- **Work to do**
Extract the full listing below without altering a single character.

- **Rows from a figure dataset**
-*-*-
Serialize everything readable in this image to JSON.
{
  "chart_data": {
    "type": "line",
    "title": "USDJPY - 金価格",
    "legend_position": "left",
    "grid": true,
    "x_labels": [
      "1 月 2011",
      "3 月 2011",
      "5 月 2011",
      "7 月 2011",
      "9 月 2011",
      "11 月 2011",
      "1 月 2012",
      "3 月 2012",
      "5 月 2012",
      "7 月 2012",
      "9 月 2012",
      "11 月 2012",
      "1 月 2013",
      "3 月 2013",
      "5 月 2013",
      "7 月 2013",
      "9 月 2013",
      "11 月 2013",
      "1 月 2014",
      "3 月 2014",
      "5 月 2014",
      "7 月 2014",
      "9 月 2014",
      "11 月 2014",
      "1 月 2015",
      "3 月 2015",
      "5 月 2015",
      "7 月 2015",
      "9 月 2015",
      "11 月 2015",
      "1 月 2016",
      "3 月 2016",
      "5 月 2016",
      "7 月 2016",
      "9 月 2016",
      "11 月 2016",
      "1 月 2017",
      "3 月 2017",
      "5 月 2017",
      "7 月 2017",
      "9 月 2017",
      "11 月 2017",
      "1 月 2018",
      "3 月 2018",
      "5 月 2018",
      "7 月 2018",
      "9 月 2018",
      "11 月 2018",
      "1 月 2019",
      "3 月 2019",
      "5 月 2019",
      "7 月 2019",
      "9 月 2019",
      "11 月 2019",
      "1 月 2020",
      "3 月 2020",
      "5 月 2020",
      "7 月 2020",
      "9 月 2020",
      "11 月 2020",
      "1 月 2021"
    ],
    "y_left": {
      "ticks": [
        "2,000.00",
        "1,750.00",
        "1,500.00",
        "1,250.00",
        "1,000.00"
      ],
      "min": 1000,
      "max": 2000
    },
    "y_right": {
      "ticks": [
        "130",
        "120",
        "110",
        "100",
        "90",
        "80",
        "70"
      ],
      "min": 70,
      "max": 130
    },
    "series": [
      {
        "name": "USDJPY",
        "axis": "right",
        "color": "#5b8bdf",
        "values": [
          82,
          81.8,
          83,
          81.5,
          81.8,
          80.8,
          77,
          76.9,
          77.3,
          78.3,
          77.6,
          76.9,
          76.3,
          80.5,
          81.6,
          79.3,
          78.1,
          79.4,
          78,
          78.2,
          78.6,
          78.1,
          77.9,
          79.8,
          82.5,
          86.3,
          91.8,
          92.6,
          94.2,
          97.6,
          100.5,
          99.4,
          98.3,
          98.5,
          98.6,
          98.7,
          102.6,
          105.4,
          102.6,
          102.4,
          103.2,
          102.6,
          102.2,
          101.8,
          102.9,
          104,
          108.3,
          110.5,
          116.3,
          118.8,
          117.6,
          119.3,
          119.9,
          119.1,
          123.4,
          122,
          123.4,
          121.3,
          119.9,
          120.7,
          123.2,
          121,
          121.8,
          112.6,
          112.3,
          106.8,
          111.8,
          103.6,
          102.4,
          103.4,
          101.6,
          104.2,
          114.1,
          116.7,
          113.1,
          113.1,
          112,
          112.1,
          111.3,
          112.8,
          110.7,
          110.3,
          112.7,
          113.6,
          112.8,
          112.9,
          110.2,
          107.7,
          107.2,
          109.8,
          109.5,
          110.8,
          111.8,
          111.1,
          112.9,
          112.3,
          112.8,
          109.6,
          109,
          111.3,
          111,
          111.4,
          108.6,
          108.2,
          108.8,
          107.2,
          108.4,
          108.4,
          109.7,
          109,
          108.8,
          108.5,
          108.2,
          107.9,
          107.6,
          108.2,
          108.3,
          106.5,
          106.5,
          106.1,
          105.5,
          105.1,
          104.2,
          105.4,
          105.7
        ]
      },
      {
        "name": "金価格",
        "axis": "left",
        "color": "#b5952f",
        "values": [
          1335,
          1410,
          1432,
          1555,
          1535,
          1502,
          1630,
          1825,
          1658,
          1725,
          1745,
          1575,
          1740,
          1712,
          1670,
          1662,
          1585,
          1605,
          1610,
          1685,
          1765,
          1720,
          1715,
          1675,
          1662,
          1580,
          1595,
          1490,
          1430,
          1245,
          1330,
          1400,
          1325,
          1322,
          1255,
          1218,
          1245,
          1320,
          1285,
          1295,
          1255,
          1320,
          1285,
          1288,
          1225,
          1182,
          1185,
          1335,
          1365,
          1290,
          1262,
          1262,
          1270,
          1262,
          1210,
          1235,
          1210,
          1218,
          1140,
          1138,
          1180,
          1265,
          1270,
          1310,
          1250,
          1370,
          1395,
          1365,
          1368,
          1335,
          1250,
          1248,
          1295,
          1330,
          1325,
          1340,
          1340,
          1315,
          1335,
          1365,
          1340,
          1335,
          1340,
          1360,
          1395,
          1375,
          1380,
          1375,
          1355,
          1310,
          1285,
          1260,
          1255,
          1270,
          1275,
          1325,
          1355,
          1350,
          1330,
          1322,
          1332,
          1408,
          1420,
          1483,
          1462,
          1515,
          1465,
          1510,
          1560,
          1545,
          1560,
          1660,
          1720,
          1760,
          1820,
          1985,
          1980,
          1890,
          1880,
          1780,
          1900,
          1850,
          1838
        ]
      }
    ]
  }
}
-*-*-
- **Completed exercise**
Serialize everything readable in this image to JSON.
{
  "chart_data": {
    "type": "line",
    "title": "USDJPY - 金価格",
    "legend_position": "left",
    "grid": true,
    "x_labels": [
      "1 月 2011",
      "3 月 2011",
      "5 月 2011",
      "7 月 2011",
      "9 月 2011",
      "11 月 2011",
      "1 月 2012",
      "3 月 2012",
      "5 月 2012",
      "7 月 2012",
      "9 月 2012",
      "11 月 2012",
      "1 月 2013",
      "3 月 2013",
      "5 月 2013",
      "7 月 2013",
      "9 月 2013",
      "11 月 2013",
      "1 月 2014",
      "3 月 2014",
      "5 月 2014",
      "7 月 2014",
      "9 月 2014",
      "11 月 2014",
      "1 月 2015",
      "3 月 2015",
      "5 月 2015",
      "7 月 2015",
      "9 月 2015",
      "11 月 2015",
      "1 月 2016",
      "3 月 2016",
      "5 月 2016",
      "7 月 2016",
      "9 月 2016",
      "11 月 2016",
      "1 月 2017",
      "3 月 2017",
      "5 月 2017",
      "7 月 2017",
      "9 月 2017",
      "11 月 2017",
      "1 月 2018",
      "3 月 2018",
      "5 月 2018",
      "7 月 2018",
      "9 月 2018",
      "11 月 2018",
      "1 月 2019",
      "3 月 2019",
      "5 月 2019",
      "7 月 2019",
      "9 月 2019",
      "11 月 2019",
      "1 月 2020",
      "3 月 2020",
      "5 月 2020",
      "7 月 2020",
      "9 月 2020",
      "11 月 2020",
      "1 月 2021"
    ],
    "y_left": {
      "ticks": [
        "2,000.00",
        "1,750.00",
        "1,500.00",
        "1,250.00",
        "1,000.00"
      ],
      "min": 1000,
      "max": 2000
    },
    "y_right": {
      "ticks": [
        "130",
        "120",
        "110",
        "100",
        "90",
        "80",
        "70"
      ],
      "min": 70,
      "max": 130
    },
    "series": [
      {
        "name": "USDJPY",
        "axis": "right",
        "color": "#5b8bdf",
        "values": [
          82,
          81.8,
          83,
          81.5,
          81.8,
          80.8,
          77,
          76.9,
          77.3,
          78.3,
          77.6,
          76.9,
          76.3,
          80.5,
          81.6,
          79.3,
          78.1,
          79.4,
          78,
          78.2,
          78.6,
          78.1,
          77.9,
          79.8,
          82.5,
          86.3,
          91.8,
          92.6,
          94.2,
          97.6,
          100.5,
          99.4,
          98.3,
          98.5,
          98.6,
          98.7,
          102.6,
          105.4,
          102.6,
          102.4,
          103.2,
          102.6,
          102.2,
          101.8,
          102.9,
          104,
          108.3,
          110.5,
          116.3,
          118.8,
          117.6,
          119.3,
          119.9,
          119.1,
          123.4,
          122,
          123.4,
          121.3,
          119.9,
          120.7,
          123.2,
          121,
          121.8,
          112.6,
          112.3,
          106.8,
          111.8,
          103.6,
          102.4,
          103.4,
          101.6,
          104.2,
          114.1,
          116.7,
          113.1,
          113.1,
          112,
          112.1,
          111.3,
          112.8,
          110.7,
          110.3,
          112.7,
          113.6,
          112.8,
          112.9,
          110.2,
          107.7,
          107.2,
          109.8,
          109.5,
          110.8,
          111.8,
          111.1,
          112.9,
          112.3,
          112.8,
          109.6,
          109,
          111.3,
          111,
          111.4,
          108.6,
          108.2,
          108.8,
          107.2,
          108.4,
          108.4,
          109.7,
          109,
          108.8,
          108.5,
          108.2,
          107.9,
          107.6,
          108.2,
          108.3,
          106.5,
          106.5,
          106.1,
          105.5,
          105.1,
          104.2,
          105.4,
          105.7
        ]
      },
      {
        "name": "金価格",
        "axis": "left",
        "color": "#b5952f",
        "values": [
          1335,
          1410,
          1432,
          1555,
          1535,
          1502,
          1630,
          1825,
          1658,
          1725,
          1745,
          1575,
          1740,
          1712,
          1670,
          1662,
          1585,
          1605,
          1610,
          1685,
          1765,
          1720,
          1715,
          1675,
          1662,
          1580,
          1595,
          1490,
          1430,
          1245,
          1330,
          1400,
          1325,
          1322,
          1255,
          1218,
          1245,
          1320,
          1285,
          1295,
          1255,
          1320,
          1285,
          1288,
          1225,
          1182,
          1185,
          1335,
          1365,
          1290,
          1262,
          1262,
          1270,
          1262,
          1210,
          1235,
          1210,
          1218,
          1140,
          1138,
          1180,
          1265,
          1270,
          1310,
          1250,
          1370,
          1395,
          1365,
          1368,
          1335,
          1250,
          1248,
          1295,
          1330,
          1325,
          1340,
          1340,
          1315,
          1335,
          1365,
          1340,
          1335,
          1340,
          1360,
          1395,
          1375,
          1380,
          1375,
          1355,
          1310,
          1285,
          1260,
          1255,
          1270,
          1275,
          1325,
          1355,
          1350,
          1330,
          1322,
          1332,
          1408,
          1420,
          1483,
          1462,
          1515,
          1465,
          1510,
          1560,
          1545,
          1560,
          1660,
          1720,
          1760,
          1820,
          1985,
          1980,
          1890,
          1880,
          1780,
          1900,
          1850,
          1838
        ]
      }
    ]
  }
}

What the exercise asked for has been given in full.